> 文書抜粋
• • • • • • •
あかるい職場応援団
厚生労働省

「社内でハラスメント発生! 人事担当の方」

 9月28日(木)29(金)、札幌・TKB札幌ビジネスセンター赤れんが前で、「職場のパワーハラスメント対策 専門家養成研修」が開催されました。この研修は企業に対してパワーハラスメント対策の導入を継続的に支援できる人材の養成を目的としたもので、社会保険労務士や産業カウンセラーをはじめ、パワハラ対策に前向きな企業の担当者などを含めた約40名が集いました。2日間に渡る熱気あふれる研修をレポートします。

開催趣旨について

 冒頭、研修講師を担当した21世紀職業財団東京本部客員講師の荒屋さんから参加者の皆さんに本研修の趣旨について説明がありました。
 「平成29年6月に発表された平成28年度の個別労働紛争の相談内容を見ると、いじめ・嫌がらせは過去最多の70,917件となり、5年連続ですべての相談のトップの件数となっています。そこで厚生労働省ではパワーハラスメント対策をより一層推進させるために、企業に対してパワーハラスメント対策の導入を支援できる人材を養成することを目的とした研修を実施することとなりました。それがこの『職場のパワーハラスメント対策 専門家養成研修』です。2日間、約12時間に及ぶ専門的な研修は、今までにない新しい試みとなります。本研修で習得したことや使用した資料などを、今後企業を支援する際などにご活用いただき、職場におけるパワーハラスメント対策を推進していただきますようお願いします」と、本養成講座の目的を伝えるとともに参加者にエールを送りました。
• • • • • • •
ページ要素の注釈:
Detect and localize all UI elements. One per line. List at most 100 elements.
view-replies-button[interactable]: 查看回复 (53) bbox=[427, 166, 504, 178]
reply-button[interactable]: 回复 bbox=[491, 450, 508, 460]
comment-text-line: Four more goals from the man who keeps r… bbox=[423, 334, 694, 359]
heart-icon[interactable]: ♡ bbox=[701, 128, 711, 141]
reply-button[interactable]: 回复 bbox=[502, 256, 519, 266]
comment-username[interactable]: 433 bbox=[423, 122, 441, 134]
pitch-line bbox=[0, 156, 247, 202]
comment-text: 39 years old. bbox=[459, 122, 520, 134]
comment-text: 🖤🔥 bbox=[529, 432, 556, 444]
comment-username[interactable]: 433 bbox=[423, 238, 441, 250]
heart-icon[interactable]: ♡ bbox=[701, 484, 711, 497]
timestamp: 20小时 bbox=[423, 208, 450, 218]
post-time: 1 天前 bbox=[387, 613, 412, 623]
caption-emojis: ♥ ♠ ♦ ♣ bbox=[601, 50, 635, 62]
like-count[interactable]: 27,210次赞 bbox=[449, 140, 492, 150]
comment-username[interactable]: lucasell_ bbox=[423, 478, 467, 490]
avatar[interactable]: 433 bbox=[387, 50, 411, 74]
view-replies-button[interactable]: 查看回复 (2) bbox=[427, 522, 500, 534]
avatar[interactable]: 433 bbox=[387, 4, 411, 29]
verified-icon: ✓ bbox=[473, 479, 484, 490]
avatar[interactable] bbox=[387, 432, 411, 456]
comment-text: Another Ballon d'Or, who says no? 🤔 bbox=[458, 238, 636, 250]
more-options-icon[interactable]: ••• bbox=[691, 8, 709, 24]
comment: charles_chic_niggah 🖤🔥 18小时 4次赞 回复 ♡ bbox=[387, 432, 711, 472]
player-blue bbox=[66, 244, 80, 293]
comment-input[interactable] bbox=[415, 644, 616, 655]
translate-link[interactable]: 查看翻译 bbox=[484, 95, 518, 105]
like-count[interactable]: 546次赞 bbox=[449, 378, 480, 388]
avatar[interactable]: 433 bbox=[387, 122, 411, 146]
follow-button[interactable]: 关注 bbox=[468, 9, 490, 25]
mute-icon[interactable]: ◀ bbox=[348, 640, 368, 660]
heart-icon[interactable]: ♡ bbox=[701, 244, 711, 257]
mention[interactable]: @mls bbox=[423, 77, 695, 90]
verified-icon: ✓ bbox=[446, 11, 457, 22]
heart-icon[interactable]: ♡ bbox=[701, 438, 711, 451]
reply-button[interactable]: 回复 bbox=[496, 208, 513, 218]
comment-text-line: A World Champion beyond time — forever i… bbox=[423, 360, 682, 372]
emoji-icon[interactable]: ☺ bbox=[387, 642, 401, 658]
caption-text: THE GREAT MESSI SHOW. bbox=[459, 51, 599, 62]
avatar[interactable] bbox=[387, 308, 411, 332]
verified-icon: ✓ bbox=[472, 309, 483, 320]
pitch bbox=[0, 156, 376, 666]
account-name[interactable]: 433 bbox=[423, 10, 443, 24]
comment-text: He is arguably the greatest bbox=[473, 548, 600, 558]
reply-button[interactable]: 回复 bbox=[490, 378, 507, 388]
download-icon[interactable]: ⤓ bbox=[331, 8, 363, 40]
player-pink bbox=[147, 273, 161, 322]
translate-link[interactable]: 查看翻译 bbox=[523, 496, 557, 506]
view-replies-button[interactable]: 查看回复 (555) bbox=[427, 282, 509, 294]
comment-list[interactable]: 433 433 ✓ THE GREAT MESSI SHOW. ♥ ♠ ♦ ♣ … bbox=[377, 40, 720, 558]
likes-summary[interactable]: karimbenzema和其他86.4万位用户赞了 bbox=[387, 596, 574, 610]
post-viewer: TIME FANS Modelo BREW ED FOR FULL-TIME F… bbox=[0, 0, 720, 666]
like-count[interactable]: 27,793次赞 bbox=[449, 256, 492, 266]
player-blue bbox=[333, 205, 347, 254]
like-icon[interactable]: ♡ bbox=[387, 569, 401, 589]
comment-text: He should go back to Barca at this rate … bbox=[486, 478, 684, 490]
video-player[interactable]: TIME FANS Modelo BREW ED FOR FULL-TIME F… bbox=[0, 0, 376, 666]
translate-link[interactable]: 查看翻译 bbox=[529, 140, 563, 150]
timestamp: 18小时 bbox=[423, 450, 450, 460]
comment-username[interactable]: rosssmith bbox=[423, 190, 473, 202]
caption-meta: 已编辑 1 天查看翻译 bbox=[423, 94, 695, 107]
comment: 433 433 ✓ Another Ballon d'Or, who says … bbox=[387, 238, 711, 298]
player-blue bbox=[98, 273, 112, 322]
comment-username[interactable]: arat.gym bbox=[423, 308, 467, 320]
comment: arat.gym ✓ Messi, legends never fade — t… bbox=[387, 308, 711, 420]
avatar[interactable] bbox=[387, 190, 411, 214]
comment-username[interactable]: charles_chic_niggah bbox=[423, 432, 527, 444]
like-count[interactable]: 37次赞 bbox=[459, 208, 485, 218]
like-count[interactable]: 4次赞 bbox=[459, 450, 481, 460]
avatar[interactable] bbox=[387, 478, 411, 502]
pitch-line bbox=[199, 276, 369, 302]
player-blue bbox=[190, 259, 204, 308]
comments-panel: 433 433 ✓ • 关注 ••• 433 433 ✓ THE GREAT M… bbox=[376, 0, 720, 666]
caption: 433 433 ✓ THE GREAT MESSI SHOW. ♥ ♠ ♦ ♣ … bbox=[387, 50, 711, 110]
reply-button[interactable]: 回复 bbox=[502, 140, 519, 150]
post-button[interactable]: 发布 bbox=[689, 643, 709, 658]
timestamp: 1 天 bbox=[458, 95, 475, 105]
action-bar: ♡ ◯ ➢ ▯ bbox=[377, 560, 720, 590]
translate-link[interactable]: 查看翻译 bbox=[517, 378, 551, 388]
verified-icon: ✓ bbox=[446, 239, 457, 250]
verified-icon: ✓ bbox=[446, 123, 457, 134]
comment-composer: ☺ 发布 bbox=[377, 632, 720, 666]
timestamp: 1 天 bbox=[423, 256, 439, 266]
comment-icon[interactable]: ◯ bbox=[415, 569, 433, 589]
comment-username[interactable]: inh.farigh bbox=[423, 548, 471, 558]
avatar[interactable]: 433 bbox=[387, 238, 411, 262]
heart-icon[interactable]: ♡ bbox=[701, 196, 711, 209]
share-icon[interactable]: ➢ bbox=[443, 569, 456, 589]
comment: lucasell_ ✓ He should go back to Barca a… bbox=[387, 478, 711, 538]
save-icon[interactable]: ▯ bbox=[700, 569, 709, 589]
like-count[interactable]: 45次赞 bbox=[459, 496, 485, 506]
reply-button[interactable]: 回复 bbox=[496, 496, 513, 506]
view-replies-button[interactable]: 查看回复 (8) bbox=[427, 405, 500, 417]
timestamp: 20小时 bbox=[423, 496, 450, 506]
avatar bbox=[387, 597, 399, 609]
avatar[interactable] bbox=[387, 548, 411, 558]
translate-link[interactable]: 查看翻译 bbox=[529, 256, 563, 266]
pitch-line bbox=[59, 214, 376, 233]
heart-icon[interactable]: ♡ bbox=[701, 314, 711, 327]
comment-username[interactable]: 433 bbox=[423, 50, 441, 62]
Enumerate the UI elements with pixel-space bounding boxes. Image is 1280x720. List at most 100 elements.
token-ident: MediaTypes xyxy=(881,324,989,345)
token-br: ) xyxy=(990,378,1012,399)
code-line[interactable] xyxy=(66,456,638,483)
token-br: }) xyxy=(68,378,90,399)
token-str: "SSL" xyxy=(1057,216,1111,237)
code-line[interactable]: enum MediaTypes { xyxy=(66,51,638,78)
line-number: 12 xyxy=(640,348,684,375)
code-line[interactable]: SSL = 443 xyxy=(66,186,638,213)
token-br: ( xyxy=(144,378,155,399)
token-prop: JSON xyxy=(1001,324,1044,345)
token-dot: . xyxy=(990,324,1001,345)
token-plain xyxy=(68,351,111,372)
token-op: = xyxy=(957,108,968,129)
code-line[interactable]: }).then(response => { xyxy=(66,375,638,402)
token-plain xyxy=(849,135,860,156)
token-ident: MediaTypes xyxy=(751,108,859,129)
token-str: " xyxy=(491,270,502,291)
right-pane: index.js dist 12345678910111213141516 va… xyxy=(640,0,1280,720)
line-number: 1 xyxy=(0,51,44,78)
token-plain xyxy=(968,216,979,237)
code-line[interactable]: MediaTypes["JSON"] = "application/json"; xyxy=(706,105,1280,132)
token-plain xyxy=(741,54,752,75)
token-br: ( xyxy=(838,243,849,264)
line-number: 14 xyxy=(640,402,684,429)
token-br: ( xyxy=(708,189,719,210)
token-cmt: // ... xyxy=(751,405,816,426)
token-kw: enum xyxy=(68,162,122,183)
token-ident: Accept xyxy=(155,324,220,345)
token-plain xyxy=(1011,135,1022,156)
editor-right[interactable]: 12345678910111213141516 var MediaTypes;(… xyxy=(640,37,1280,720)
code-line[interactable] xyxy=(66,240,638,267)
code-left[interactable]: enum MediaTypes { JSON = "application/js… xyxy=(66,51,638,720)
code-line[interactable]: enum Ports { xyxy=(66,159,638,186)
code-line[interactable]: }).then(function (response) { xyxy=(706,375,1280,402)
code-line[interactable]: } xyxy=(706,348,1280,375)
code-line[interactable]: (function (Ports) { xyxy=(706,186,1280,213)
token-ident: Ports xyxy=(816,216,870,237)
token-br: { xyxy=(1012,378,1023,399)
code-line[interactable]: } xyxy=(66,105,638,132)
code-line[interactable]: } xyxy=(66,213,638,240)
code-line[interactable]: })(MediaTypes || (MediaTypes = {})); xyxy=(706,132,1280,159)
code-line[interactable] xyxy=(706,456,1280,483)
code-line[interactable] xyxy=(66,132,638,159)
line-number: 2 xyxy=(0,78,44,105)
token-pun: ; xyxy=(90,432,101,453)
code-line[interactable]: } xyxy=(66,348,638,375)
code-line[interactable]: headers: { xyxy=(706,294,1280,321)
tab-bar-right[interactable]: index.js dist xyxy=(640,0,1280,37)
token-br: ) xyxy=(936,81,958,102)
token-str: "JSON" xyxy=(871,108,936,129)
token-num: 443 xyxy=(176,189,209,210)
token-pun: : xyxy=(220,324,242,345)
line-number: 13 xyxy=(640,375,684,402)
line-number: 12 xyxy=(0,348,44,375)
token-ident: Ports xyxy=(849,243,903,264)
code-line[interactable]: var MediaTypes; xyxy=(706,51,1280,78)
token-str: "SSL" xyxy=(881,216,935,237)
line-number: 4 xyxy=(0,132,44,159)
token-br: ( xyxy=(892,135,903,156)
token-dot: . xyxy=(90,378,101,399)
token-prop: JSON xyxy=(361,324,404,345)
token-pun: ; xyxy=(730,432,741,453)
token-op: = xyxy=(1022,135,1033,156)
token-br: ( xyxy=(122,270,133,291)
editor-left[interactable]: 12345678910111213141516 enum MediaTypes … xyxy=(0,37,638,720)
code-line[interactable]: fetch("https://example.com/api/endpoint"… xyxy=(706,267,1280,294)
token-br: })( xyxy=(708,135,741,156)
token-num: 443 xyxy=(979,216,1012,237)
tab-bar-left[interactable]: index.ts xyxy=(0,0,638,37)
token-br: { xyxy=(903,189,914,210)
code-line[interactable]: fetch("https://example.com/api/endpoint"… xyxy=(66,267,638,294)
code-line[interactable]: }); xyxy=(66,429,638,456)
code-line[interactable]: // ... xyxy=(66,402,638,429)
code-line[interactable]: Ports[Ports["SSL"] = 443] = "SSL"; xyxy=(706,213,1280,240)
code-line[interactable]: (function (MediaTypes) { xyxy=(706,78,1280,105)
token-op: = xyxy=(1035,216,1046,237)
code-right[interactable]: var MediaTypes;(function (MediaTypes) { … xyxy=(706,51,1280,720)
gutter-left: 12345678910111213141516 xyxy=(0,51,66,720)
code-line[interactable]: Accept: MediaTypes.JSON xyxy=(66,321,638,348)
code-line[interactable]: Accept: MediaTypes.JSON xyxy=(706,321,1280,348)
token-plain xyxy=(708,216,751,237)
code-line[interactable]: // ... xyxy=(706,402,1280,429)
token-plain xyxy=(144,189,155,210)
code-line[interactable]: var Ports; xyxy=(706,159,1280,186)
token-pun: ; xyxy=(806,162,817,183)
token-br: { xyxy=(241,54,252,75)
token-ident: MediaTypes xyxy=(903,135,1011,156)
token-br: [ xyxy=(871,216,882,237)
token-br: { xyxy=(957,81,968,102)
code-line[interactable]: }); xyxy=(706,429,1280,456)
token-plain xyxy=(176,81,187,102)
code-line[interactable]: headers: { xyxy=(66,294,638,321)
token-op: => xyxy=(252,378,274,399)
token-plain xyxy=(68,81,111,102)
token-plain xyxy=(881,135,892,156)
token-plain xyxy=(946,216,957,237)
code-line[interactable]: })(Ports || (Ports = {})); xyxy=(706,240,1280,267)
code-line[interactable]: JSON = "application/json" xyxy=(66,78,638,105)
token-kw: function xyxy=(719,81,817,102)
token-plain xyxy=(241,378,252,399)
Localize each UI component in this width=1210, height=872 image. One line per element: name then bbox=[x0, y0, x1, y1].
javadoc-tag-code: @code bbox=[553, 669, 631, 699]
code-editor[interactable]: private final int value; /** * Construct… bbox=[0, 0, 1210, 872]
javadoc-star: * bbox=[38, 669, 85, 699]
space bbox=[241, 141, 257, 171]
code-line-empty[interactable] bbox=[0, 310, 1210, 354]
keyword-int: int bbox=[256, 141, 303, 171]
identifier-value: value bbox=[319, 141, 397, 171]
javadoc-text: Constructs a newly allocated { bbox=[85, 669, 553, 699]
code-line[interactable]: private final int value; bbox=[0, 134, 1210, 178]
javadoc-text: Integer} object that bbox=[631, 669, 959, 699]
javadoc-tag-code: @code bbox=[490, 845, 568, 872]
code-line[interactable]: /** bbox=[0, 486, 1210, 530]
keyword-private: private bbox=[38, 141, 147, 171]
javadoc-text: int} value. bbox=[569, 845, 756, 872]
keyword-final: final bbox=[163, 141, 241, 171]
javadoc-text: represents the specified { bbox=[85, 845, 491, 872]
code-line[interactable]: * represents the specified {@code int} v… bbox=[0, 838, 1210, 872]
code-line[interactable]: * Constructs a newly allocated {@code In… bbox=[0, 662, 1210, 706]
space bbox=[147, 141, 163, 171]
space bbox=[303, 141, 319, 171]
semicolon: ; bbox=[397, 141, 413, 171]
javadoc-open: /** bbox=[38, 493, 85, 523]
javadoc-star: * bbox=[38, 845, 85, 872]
• • • • • • •
> 作業指示
1. パワハラ対策研修のレポートから、「9月28日(木)29(金)、」を含む箇所で始め、「ふれる研修をレポートします。」で終わる範囲を原文どおりに書き出してください。
2. パワハラ対策専門家養成研修のレポートを、最後の文の続きから書き進めてください。
記録はこの作業では使用しません。

> 解答例
1.
9月28日(木)29(金)、札幌・TKB札幌ビジネスセンター赤れんが前で、「職場のパワーハラスメント対策 専門家養成研修」が開催されました。この研修は企業に対してパワーハラスメント対策の導入を継続的に支援できる人材の養成を目的としたもので、社会保険労務士や産業カウンセラーをはじめ、パワハラ対策に前向きな企業の担当者などを含めた約40名が集いました。2日間に渡る熱気あふれる研修をレポートします。

2.
個々の企業にあわせたパワハラ対策を提案する力をつける

 全国で行われている「パワハラ対策支援セミナー」と、この専門家養成研修の違いはどこにあるのでしょうか? パワハラ対策支援セミナーは、パワハラ対策導入マニュアルの内容(主にパワハラ対策7つの取り組み)の周知を主とし、企業を対象としています。これに対し専門家養成研修は、個々の企業にあわせたパワハラ対策を提案する力をつけることに主眼が置かれ、提案の後も対策を実行する上で必要な支援を行うために必要な知識等を身につけるようカリキュラムが組まれています。対象は、社労士や産業カウンセラーなど企業に対して労務管理のアドバイスなどを行っている方です。

 荒屋講師はパワハラ対策について「職場のパワーハラスメントは発生した場合に適切に対応をすることはもちろんですが、このような問題を起こさないように未然に防止すること」が、より大切と強調。「企業が継続的に対応するためには、防止のための取組の基礎的な知識や関連する法令・裁判例はもちろん、企業内外の資源を活用した相談対応窓口機能の充実、組織的なメンタルヘルスマネジメントの推進、職場におけるコミュニケーション改善手法などをトータルに習得している方が、社内もしくは社外で支援する必要があります」と指摘しました。

 この研修には、これらの内容がバランスよく盛り込まれており、参加した人が企業に対してより効果的、実践的なパワーハラスメント対策導入を支援できる『明るい職場づくりの専門家』となることを目指しています。
 「パワハラは起こってからではなく、起こる前に未然に防ぐ。この視点こそ企業における継続的なパワーハラスメント対策の核心と言えます」荒屋講師の説明に、参加者の皆さんが大きく頷いていました。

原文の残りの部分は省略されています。